- [Task data]:
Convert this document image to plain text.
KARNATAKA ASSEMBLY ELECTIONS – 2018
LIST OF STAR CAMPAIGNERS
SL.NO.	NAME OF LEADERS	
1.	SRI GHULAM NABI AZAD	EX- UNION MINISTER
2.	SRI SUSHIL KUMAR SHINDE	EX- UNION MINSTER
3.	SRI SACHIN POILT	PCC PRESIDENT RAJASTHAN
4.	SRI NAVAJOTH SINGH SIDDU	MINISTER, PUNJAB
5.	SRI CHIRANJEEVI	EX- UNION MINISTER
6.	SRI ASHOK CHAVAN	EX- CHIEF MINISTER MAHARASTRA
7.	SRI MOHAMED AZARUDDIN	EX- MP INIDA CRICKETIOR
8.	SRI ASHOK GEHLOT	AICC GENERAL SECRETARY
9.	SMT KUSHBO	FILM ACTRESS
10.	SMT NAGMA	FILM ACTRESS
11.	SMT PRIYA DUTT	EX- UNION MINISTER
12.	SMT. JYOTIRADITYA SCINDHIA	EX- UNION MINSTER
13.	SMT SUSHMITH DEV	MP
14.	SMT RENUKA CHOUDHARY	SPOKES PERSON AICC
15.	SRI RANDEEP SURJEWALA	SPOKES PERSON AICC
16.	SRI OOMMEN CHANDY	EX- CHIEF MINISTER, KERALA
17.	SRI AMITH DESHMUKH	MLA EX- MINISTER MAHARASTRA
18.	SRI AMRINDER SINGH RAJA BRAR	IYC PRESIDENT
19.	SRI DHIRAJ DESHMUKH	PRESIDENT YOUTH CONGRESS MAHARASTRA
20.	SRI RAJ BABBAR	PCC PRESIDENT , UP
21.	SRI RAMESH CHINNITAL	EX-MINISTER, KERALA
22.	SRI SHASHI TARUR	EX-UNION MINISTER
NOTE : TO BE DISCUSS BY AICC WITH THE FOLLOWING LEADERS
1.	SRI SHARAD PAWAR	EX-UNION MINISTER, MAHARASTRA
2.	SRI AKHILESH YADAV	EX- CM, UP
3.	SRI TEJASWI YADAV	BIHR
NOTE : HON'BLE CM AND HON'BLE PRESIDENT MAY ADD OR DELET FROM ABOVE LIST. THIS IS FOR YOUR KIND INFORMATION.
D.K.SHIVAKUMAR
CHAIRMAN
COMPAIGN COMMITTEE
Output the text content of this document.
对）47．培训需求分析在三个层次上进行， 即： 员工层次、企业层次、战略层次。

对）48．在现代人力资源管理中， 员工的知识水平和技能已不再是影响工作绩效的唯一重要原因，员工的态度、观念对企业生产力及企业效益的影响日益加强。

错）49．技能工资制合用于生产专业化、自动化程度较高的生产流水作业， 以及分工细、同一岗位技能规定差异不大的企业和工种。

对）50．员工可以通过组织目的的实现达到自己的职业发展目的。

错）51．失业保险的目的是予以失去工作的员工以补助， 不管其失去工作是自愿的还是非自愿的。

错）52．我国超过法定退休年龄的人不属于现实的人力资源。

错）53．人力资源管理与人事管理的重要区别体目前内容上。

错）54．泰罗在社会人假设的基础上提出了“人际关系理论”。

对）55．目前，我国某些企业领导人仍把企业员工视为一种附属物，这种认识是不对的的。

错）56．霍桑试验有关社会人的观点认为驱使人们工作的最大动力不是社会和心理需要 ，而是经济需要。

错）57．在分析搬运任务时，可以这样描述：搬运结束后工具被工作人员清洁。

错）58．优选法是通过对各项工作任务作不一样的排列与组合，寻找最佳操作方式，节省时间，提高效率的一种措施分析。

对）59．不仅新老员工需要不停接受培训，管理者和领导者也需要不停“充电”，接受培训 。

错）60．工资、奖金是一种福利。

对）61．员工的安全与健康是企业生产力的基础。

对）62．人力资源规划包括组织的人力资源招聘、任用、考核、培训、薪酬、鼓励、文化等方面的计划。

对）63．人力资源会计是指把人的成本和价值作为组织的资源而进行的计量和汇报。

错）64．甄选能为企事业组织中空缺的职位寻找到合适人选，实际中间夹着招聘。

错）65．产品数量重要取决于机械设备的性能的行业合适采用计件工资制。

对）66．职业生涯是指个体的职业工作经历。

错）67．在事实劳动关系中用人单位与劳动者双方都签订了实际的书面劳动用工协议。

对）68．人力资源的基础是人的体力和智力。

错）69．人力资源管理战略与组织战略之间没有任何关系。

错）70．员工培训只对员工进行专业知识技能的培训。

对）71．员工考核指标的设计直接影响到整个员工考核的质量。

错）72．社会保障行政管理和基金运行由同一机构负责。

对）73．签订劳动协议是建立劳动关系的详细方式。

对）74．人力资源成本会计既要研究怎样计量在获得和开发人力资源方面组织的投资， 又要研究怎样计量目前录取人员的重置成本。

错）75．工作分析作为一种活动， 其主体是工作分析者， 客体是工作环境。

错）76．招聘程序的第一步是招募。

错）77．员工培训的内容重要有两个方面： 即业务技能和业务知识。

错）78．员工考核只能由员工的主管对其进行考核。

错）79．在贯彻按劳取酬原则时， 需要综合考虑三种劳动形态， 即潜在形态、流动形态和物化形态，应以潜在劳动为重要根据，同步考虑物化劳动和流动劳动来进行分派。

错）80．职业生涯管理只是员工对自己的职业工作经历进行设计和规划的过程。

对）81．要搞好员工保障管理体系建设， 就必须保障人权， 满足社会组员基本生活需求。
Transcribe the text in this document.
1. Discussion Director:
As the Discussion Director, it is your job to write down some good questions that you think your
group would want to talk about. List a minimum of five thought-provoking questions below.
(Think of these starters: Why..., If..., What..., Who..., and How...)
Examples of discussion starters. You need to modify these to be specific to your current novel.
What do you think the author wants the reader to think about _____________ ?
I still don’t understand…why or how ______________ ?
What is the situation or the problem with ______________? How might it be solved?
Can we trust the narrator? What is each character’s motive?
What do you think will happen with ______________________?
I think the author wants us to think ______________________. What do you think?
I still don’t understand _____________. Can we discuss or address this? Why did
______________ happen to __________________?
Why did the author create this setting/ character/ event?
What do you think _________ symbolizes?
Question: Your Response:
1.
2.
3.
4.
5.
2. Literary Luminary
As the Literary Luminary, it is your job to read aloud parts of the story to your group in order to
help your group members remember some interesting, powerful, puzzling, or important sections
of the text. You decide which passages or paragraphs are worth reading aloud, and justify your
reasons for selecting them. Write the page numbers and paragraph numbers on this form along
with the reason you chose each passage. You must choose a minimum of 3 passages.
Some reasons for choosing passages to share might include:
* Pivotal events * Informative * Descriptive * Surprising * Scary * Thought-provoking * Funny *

- [Directive]:
Reproduce all of the material above word for word.

- [Completed task]:
Convert this document image to plain text.
KARNATAKA ASSEMBLY ELECTIONS – 2018
LIST OF STAR CAMPAIGNERS
SL.NO.	NAME OF LEADERS	
1.	SRI GHULAM NABI AZAD	EX- UNION MINISTER
2.	SRI SUSHIL KUMAR SHINDE	EX- UNION MINSTER
3.	SRI SACHIN POILT	PCC PRESIDENT RAJASTHAN
4.	SRI NAVAJOTH SINGH SIDDU	MINISTER, PUNJAB
5.	SRI CHIRANJEEVI	EX- UNION MINISTER
6.	SRI ASHOK CHAVAN	EX- CHIEF MINISTER MAHARASTRA
7.	SRI MOHAMED AZARUDDIN	EX- MP INIDA CRICKETIOR
8.	SRI ASHOK GEHLOT	AICC GENERAL SECRETARY
9.	SMT KUSHBO	FILM ACTRESS
10.	SMT NAGMA	FILM ACTRESS
11.	SMT PRIYA DUTT	EX- UNION MINISTER
12.	SMT. JYOTIRADITYA SCINDHIA	EX- UNION MINSTER
13.	SMT SUSHMITH DEV	MP
14.	SMT RENUKA CHOUDHARY	SPOKES PERSON AICC
15.	SRI RANDEEP SURJEWALA	SPOKES PERSON AICC
16.	SRI OOMMEN CHANDY	EX- CHIEF MINISTER, KERALA
17.	SRI AMITH DESHMUKH	MLA EX- MINISTER MAHARASTRA
18.	SRI AMRINDER SINGH RAJA BRAR	IYC PRESIDENT
19.	SRI DHIRAJ DESHMUKH	PRESIDENT YOUTH CONGRESS MAHARASTRA
20.	SRI RAJ BABBAR	PCC PRESIDENT , UP
21.	SRI RAMESH CHINNITAL	EX-MINISTER, KERALA
22.	SRI SHASHI TARUR	EX-UNION MINISTER
NOTE : TO BE DISCUSS BY AICC WITH THE FOLLOWING LEADERS
1.	SRI SHARAD PAWAR	EX-UNION MINISTER, MAHARASTRA
2.	SRI AKHILESH YADAV	EX- CM, UP
3.	SRI TEJASWI YADAV	BIHR
NOTE : HON'BLE CM AND HON'BLE PRESIDENT MAY ADD OR DELET FROM ABOVE LIST. THIS IS FOR YOUR KIND INFORMATION.
D.K.SHIVAKUMAR
CHAIRMAN
COMPAIGN COMMITTEE
Output the text content of this document.
对）47．培训需求分析在三个层次上进行， 即： 员工层次、企业层次、战略层次。

对）48．在现代人力资源管理中， 员工的知识水平和技能已不再是影响工作绩效的唯一重要原因，员工的态度、观念对企业生产力及企业效益的影响日益加强。

错）49．技能工资制合用于生产专业化、自动化程度较高的生产流水作业， 以及分工细、同一岗位技能规定差异不大的企业和工种。

对）50．员工可以通过组织目的的实现达到自己的职业发展目的。

错）51．失业保险的目的是予以失去工作的员工以补助， 不管其失去工作是自愿的还是非自愿的。

错）52．我国超过法定退休年龄的人不属于现实的人力资源。

错）53．人力资源管理与人事管理的重要区别体目前内容上。

错）54．泰罗在社会人假设的基础上提出了“人际关系理论”。

对）55．目前，我国某些企业领导人仍把企业员工视为一种附属物，这种认识是不对的的。

错）56．霍桑试验有关社会人的观点认为驱使人们工作的最大动力不是社会和心理需要 ，而是经济需要。

错）57．在分析搬运任务时，可以这样描述：搬运结束后工具被工作人员清洁。

错）58．优选法是通过对各项工作任务作不一样的排列与组合，寻找最佳操作方式，节省时间，提高效率的一种措施分析。

对）59．不仅新老员工需要不停接受培训，管理者和领导者也需要不停“充电”，接受培训 。

错）60．工资、奖金是一种福利。

对）61．员工的安全与健康是企业生产力的基础。

对）62．人力资源规划包括组织的人力资源招聘、任用、考核、培训、薪酬、鼓励、文化等方面的计划。

对）63．人力资源会计是指把人的成本和价值作为组织的资源而进行的计量和汇报。

错）64．甄选能为企事业组织中空缺的职位寻找到合适人选，实际中间夹着招聘。

错）65．产品数量重要取决于机械设备的性能的行业合适采用计件工资制。

对）66．职业生涯是指个体的职业工作经历。

错）67．在事实劳动关系中用人单位与劳动者双方都签订了实际的书面劳动用工协议。

对）68．人力资源的基础是人的体力和智力。

错）69．人力资源管理战略与组织战略之间没有任何关系。

错）70．员工培训只对员工进行专业知识技能的培训。

对）71．员工考核指标的设计直接影响到整个员工考核的质量。

错）72．社会保障行政管理和基金运行由同一机构负责。

对）73．签订劳动协议是建立劳动关系的详细方式。

对）74．人力资源成本会计既要研究怎样计量在获得和开发人力资源方面组织的投资， 又要研究怎样计量目前录取人员的重置成本。

错）75．工作分析作为一种活动， 其主体是工作分析者， 客体是工作环境。

错）76．招聘程序的第一步是招募。

错）77．员工培训的内容重要有两个方面： 即业务技能和业务知识。

错）78．员工考核只能由员工的主管对其进行考核。

错）79．在贯彻按劳取酬原则时， 需要综合考虑三种劳动形态， 即潜在形态、流动形态和物化形态，应以潜在劳动为重要根据，同步考虑物化劳动和流动劳动来进行分派。

错）80．职业生涯管理只是员工对自己的职业工作经历进行设计和规划的过程。

对）81．要搞好员工保障管理体系建设， 就必须保障人权， 满足社会组员基本生活需求。
Transcribe the text in this document.
1. Discussion Director:
As the Discussion Director, it is your job to write down some good questions that you think your
group would want to talk about. List a minimum of five thought-provoking questions below.
(Think of these starters: Why..., If..., What..., Who..., and How...)
Examples of discussion starters. You need to modify these to be specific to your current novel.
What do you think the author wants the reader to think about _____________ ?
I still don’t understand…why or how ______________ ?
What is the situation or the problem with ______________? How might it be solved?
Can we trust the narrator? What is each character’s motive?
What do you think will happen with ______________________?
I think the author wants us to think ______________________. What do you think?
I still don’t understand _____________. Can we discuss or address this? Why did
______________ happen to __________________?
Why did the author create this setting/ character/ event?
What do you think _________ symbolizes?
Question: Your Response:
1.
2.
3.
4.
5.
2. Literary Luminary
As the Literary Luminary, it is your job to read aloud parts of the story to your group in order to
help your group members remember some interesting, powerful, puzzling, or important sections
of the text. You decide which passages or paragraphs are worth reading aloud, and justify your
reasons for selecting them. Write the page numbers and paragraph numbers on this form along
with the reason you chose each passage. You must choose a minimum of 3 passages.
Some reasons for choosing passages to share might include:
* Pivotal events * Informative * Descriptive * Surprising * Scary * Thought-provoking * Funny *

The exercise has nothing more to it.